▸ **Excerpt to read**:
- Conference: Missouri Valley Football Conference

Ranking
- STATS: No. 25
- FCS Coaches: No. 24
- Record: 3–4 (3–4 MVFC)
- Head coach: Mark Farley (20th season);
- Offensive coordinator: Ryan Mahaffey (3rd season)
- Defensive coordinator: Jeremiah Johnson (8th season)
- Home stadium: UNI-Dome

= 2020 Northern Iowa Panthers football team =

American college football season

The 2020 Northern Iowa Panthers football team represented the University of Northern Iowa as a member of the Missouri Valley Football Conference (MVFC) during the 2020–21 NCAA Division I FCS football season. Led by 20th-year head coach Mark Farley, the Panthers compiled an overall record of 3–4 with an identical mark in conference play, placing sixth in the MVFC. The team played home games at the UNI-Dome in Cedar Falls, Iowa.

==Schedule==
Northern Iowa had a game scheduled against Iowa on September 5, which was later canceled before the start of the 2020 season.

▸ **Data for the task**:
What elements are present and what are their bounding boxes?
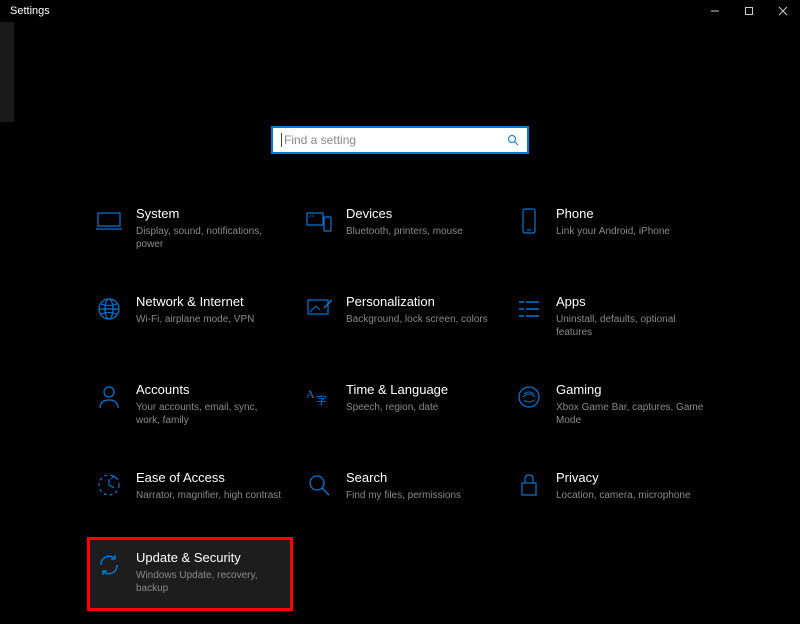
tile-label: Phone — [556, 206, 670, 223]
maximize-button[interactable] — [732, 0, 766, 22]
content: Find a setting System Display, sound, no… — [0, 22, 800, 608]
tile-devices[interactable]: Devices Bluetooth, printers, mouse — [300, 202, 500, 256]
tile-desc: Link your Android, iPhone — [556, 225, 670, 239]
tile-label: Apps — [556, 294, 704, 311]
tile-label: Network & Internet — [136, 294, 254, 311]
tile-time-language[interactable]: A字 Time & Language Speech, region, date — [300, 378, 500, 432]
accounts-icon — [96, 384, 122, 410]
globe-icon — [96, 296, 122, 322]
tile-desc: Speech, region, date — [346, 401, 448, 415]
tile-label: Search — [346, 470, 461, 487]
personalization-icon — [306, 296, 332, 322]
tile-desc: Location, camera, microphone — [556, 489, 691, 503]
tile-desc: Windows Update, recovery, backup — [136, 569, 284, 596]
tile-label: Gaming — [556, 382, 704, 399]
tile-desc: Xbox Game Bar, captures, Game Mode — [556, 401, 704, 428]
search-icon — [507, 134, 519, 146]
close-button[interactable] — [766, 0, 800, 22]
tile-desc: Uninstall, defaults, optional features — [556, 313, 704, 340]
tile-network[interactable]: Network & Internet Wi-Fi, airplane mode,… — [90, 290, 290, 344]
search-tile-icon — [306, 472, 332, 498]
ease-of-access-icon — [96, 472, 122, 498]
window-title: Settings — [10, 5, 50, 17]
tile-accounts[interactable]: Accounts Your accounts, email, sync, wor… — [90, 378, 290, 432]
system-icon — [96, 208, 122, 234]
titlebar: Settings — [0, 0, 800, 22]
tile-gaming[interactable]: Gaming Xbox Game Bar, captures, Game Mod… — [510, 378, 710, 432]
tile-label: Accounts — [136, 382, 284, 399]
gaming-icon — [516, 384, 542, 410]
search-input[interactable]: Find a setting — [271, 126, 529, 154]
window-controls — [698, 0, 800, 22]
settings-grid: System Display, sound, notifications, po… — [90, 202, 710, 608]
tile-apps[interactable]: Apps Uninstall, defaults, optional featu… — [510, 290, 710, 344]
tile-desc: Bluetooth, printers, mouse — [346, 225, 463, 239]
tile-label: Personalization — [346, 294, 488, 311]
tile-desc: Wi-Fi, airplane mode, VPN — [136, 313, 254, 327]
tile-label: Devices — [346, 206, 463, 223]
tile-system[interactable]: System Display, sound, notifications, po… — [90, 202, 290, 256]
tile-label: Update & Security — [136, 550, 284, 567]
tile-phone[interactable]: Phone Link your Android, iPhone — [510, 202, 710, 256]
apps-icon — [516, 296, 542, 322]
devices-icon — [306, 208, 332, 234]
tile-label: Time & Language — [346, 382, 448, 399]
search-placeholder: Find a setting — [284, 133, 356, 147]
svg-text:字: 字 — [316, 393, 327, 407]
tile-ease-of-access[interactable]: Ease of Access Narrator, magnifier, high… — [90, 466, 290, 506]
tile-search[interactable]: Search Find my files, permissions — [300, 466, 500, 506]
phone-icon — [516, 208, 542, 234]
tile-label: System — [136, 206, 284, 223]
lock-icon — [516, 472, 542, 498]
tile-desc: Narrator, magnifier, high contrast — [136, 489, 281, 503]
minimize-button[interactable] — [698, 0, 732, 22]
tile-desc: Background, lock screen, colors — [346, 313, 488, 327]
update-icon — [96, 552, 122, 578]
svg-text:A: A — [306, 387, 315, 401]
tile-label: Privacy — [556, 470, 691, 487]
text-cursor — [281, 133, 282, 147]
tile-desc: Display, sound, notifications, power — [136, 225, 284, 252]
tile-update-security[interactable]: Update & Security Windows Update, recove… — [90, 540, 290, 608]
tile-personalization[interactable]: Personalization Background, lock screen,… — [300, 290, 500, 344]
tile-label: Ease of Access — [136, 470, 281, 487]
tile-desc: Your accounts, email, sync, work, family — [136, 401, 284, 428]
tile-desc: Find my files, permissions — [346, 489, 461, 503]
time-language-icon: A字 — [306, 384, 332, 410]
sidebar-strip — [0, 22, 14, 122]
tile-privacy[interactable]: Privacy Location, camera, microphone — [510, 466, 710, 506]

--

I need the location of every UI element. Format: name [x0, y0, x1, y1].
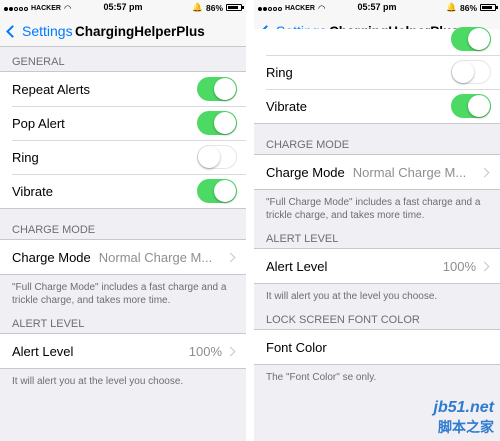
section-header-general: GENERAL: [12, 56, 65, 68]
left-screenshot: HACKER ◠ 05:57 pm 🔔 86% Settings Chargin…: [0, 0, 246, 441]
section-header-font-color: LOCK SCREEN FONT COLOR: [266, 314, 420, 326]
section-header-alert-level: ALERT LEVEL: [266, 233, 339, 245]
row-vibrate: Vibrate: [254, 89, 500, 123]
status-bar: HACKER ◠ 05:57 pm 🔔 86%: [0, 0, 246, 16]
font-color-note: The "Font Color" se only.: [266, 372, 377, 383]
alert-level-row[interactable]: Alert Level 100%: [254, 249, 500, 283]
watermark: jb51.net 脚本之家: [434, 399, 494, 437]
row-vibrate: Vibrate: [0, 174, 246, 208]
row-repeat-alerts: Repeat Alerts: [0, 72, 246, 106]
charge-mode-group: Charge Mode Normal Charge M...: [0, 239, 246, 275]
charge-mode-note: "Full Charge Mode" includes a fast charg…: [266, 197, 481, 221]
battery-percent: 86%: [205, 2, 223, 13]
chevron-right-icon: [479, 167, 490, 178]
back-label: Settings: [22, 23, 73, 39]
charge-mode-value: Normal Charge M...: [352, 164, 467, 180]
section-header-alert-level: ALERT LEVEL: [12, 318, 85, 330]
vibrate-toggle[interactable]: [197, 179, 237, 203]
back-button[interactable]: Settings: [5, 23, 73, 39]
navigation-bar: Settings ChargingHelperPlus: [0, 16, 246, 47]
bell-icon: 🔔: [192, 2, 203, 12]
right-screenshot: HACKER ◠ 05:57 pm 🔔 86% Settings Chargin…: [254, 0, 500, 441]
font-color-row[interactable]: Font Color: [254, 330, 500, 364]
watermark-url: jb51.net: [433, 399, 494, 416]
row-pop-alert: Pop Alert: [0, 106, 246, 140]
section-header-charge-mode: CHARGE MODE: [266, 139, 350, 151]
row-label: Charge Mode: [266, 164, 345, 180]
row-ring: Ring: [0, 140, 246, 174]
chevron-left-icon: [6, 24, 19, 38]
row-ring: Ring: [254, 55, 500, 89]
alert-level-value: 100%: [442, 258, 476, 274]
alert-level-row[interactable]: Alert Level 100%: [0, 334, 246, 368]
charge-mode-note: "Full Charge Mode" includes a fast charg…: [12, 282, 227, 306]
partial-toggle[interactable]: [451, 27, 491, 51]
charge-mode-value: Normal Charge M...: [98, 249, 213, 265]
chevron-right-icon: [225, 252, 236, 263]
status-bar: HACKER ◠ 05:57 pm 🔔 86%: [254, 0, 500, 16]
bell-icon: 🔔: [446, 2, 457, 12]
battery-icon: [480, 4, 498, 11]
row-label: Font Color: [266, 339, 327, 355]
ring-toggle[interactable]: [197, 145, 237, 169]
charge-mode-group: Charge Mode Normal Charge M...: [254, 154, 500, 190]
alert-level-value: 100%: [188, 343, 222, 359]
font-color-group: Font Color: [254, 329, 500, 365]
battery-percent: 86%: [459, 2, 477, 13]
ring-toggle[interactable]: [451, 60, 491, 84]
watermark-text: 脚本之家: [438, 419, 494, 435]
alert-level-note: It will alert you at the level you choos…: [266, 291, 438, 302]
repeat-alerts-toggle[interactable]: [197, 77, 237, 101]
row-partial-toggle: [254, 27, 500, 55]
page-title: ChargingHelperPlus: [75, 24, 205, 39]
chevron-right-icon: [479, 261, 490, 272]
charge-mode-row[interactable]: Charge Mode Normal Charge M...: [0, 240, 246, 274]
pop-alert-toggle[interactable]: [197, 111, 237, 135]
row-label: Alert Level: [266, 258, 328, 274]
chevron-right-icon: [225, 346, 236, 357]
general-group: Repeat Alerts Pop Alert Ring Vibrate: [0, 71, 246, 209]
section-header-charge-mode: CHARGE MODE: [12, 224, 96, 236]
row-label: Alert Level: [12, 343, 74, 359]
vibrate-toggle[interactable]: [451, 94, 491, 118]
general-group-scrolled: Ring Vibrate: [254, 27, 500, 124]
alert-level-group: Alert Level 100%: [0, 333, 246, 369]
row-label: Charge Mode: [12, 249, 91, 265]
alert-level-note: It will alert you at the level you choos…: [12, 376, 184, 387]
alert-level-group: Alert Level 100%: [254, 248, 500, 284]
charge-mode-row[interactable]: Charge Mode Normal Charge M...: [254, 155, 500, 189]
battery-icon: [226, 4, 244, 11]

...

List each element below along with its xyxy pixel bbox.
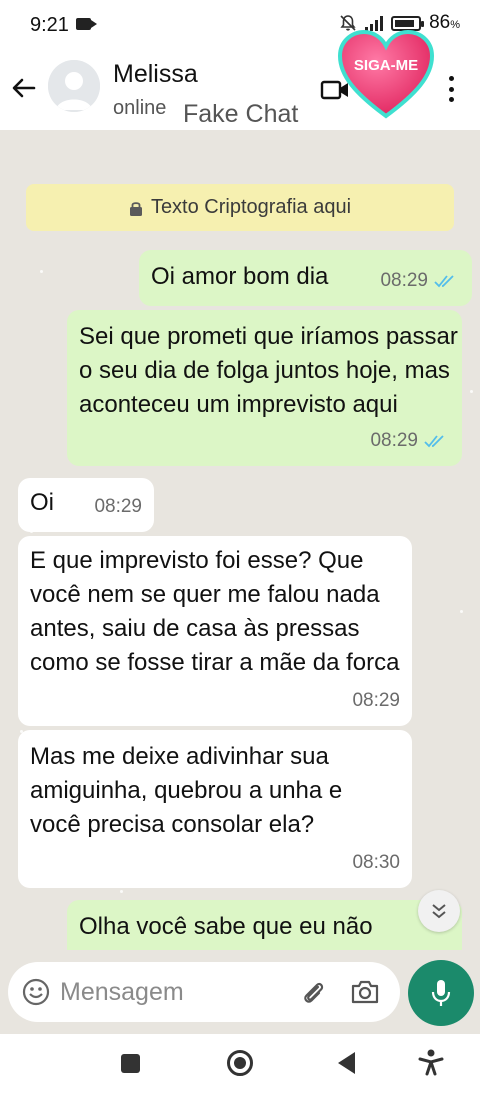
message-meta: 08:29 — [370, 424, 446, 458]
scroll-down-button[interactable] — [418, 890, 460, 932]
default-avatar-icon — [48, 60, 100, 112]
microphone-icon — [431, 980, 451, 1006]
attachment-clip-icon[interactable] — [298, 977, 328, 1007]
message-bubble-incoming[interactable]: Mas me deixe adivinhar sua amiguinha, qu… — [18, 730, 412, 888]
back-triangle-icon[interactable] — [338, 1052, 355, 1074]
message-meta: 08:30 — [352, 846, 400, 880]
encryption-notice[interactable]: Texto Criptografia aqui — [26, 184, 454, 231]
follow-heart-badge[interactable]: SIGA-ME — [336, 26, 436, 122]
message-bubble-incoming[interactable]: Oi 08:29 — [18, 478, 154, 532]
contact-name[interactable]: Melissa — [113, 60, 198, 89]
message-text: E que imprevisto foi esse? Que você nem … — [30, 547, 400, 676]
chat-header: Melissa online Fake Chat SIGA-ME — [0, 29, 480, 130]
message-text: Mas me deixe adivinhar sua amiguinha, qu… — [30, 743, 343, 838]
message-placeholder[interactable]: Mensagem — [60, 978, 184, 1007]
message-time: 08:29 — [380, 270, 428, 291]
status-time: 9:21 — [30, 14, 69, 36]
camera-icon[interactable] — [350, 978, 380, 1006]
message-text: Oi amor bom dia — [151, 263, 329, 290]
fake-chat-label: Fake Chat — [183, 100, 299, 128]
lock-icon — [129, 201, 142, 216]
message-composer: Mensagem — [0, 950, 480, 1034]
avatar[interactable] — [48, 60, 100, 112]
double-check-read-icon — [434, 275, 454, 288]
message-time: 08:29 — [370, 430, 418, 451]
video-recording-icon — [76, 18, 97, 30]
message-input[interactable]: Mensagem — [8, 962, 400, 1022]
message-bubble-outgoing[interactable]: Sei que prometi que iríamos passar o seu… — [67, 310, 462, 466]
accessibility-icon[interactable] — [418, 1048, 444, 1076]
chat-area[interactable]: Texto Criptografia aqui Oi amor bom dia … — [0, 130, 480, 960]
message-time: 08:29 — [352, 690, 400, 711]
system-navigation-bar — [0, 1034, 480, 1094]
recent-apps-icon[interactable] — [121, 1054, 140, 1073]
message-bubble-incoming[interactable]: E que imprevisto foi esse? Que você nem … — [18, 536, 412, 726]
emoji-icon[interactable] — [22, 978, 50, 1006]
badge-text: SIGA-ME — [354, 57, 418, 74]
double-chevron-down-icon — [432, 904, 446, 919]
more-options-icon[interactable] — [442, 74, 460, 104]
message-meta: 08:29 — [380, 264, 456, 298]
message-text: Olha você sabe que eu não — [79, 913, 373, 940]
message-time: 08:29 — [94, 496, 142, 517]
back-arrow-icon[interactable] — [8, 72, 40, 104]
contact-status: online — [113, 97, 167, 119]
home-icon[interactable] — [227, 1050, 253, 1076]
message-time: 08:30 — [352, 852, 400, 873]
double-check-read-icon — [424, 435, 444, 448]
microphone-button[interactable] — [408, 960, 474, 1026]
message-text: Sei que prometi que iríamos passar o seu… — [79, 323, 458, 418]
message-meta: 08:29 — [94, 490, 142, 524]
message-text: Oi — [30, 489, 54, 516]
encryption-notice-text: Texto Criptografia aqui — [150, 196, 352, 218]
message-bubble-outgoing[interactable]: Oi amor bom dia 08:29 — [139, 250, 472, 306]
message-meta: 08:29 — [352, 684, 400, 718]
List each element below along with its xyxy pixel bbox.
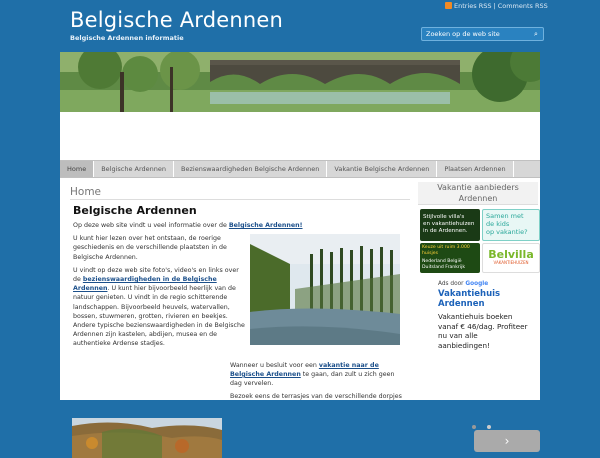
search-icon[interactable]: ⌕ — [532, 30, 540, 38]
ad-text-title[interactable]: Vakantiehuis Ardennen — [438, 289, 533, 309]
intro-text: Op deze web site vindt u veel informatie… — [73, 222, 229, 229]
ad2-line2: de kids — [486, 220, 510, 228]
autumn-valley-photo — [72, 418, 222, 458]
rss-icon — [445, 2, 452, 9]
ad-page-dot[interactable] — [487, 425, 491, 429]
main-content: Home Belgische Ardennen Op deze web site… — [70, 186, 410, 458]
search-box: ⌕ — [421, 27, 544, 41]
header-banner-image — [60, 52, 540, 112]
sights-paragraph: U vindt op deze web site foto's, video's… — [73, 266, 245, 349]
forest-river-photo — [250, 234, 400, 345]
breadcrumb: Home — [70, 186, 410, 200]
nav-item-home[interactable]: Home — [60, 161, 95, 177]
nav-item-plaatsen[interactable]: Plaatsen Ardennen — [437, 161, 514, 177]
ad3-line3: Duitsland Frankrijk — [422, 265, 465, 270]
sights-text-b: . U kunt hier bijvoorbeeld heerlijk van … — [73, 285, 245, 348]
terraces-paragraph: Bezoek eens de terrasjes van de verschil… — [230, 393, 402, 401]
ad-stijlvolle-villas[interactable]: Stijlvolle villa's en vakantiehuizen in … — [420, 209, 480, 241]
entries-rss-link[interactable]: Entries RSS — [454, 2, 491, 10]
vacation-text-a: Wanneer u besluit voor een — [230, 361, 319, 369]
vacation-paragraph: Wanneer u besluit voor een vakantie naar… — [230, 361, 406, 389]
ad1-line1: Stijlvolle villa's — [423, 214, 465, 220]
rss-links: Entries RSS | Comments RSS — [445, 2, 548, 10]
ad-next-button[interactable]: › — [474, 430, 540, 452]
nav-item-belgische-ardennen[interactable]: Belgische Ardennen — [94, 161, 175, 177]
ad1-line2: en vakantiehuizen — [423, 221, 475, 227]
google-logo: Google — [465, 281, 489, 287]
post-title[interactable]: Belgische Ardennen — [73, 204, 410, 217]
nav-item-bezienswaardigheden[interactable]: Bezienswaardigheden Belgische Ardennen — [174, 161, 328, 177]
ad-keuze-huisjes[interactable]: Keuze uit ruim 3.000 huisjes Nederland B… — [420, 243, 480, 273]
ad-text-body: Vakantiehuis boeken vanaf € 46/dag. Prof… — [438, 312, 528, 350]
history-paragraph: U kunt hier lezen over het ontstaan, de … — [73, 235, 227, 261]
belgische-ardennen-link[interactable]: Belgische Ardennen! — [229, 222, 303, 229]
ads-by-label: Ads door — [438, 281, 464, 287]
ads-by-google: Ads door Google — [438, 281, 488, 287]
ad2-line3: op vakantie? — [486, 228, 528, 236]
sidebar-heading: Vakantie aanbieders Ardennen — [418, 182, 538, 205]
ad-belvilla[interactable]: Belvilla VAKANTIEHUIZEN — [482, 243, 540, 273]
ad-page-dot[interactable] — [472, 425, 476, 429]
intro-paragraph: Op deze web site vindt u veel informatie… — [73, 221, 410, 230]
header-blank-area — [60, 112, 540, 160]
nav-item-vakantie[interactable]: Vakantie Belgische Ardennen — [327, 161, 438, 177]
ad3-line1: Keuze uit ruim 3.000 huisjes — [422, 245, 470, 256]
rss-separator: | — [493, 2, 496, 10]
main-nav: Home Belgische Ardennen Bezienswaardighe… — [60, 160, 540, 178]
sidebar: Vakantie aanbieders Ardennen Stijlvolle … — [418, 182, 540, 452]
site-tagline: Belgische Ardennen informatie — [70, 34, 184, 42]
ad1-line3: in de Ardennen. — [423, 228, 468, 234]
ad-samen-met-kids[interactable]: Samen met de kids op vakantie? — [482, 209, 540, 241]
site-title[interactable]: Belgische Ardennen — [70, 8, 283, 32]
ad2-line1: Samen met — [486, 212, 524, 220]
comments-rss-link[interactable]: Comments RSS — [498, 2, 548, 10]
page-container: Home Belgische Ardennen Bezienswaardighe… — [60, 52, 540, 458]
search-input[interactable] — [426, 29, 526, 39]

▸ **What this exercise asks**:
• A. In the football season article, where did the team play its home games?
• B. From the rows, reproduce the lines starting at the one that contains "section-header-general: GENERAL: [12, 56, 65, 68]" and ending at the one that contains "charge-mode-value: Normal Charge M...: [98, 249, 213, 265]", including both of those lines.
The rows have nothing to do with the football season article.

▸ **The answers**:
• A. The UNI-Dome in Cedar Falls, Iowa.

• B.
section-header-general: GENERAL: [12, 56, 65, 68]
left-screenshot: HACKER ◠ 05:57 pm 🔔 86% Settings Chargin…: [0, 0, 246, 441]
section-header-font-color: LOCK SCREEN FONT COLOR: [266, 314, 420, 326]
section-header-alert-level: ALERT LEVEL: [266, 233, 339, 245]
row-vibrate: Vibrate: [254, 89, 500, 123]
status-bar: HACKER ◠ 05:57 pm 🔔 86%: [0, 0, 246, 16]
font-color-note: The "Font Color" se only.: [266, 372, 377, 383]
alert-level-row[interactable]: Alert Level 100%: [254, 249, 500, 283]
watermark: jb51.net 脚本之家: [434, 399, 494, 437]
row-vibrate: Vibrate: [0, 174, 246, 208]
row-repeat-alerts: Repeat Alerts: [0, 72, 246, 106]
charge-mode-group: Charge Mode Normal Charge M...: [0, 239, 246, 275]
charge-mode-note: "Full Charge Mode" includes a fast charg…: [266, 197, 481, 221]
battery-percent: 86%: [205, 2, 223, 13]
chevron-right-icon: [479, 167, 490, 178]
back-label: Settings: [22, 23, 73, 39]
charge-mode-value: Normal Charge M...: [352, 164, 467, 180]
section-header-alert-level: ALERT LEVEL: [12, 318, 85, 330]
vibrate-toggle[interactable]: [197, 179, 237, 203]
back-button[interactable]: Settings: [5, 23, 73, 39]
navigation-bar: Settings ChargingHelperPlus: [0, 16, 246, 47]
bell-icon: 🔔: [192, 2, 203, 12]
right-screenshot: HACKER ◠ 05:57 pm 🔔 86% Settings Chargin…: [254, 0, 500, 441]
font-color-row[interactable]: Font Color: [254, 330, 500, 364]
watermark-url: jb51.net: [433, 399, 494, 416]
row-pop-alert: Pop Alert: [0, 106, 246, 140]
section-header-charge-mode: CHARGE MODE: [266, 139, 350, 151]
row-label: Charge Mode: [266, 164, 345, 180]
row-ring: Ring: [0, 140, 246, 174]
chevron-left-icon: [6, 24, 19, 38]
row-ring: Ring: [254, 55, 500, 89]
alert-level-value: 100%: [442, 258, 476, 274]
alert-level-row[interactable]: Alert Level 100%: [0, 334, 246, 368]
charge-mode-note: "Full Charge Mode" includes a fast charg…: [12, 282, 227, 306]
partial-toggle[interactable]: [451, 27, 491, 51]
charge-mode-value: Normal Charge M...: [98, 249, 213, 265]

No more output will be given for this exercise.